-- Begin --

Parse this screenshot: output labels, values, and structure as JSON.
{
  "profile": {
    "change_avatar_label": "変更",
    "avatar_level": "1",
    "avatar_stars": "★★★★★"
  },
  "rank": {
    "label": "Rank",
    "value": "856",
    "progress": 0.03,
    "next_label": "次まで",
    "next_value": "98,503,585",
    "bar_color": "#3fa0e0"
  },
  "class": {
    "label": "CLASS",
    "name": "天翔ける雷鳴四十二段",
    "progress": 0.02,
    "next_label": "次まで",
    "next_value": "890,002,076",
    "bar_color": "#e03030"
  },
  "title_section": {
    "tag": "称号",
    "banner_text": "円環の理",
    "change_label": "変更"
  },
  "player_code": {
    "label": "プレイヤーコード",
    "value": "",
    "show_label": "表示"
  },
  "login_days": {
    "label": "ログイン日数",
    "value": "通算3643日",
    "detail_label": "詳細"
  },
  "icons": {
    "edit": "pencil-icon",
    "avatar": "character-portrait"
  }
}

-- End --

Aim of the task = The entries above must be returned exactly.

Result for this exercise =
Parse this screenshot: output labels, values, and structure as JSON.
{
  "profile": {
    "change_avatar_label": "変更",
    "avatar_level": "1",
    "avatar_stars": "★★★★★"
  },
  "rank": {
    "label": "Rank",
    "value": "856",
    "progress": 0.03,
    "next_label": "次まで",
    "next_value": "98,503,585",
    "bar_color": "#3fa0e0"
  },
  "class": {
    "label": "CLASS",
    "name": "天翔ける雷鳴四十二段",
    "progress": 0.02,
    "next_label": "次まで",
    "next_value": "890,002,076",
    "bar_color": "#e03030"
  },
  "title_section": {
    "tag": "称号",
    "banner_text": "円環の理",
    "change_label": "変更"
  },
  "player_code": {
    "label": "プレイヤーコード",
    "value": "",
    "show_label": "表示"
  },
  "login_days": {
    "label": "ログイン日数",
    "value": "通算3643日",
    "detail_label": "詳細"
  },
  "icons": {
    "edit": "pencil-icon",
    "avatar": "character-portrait"
  }
}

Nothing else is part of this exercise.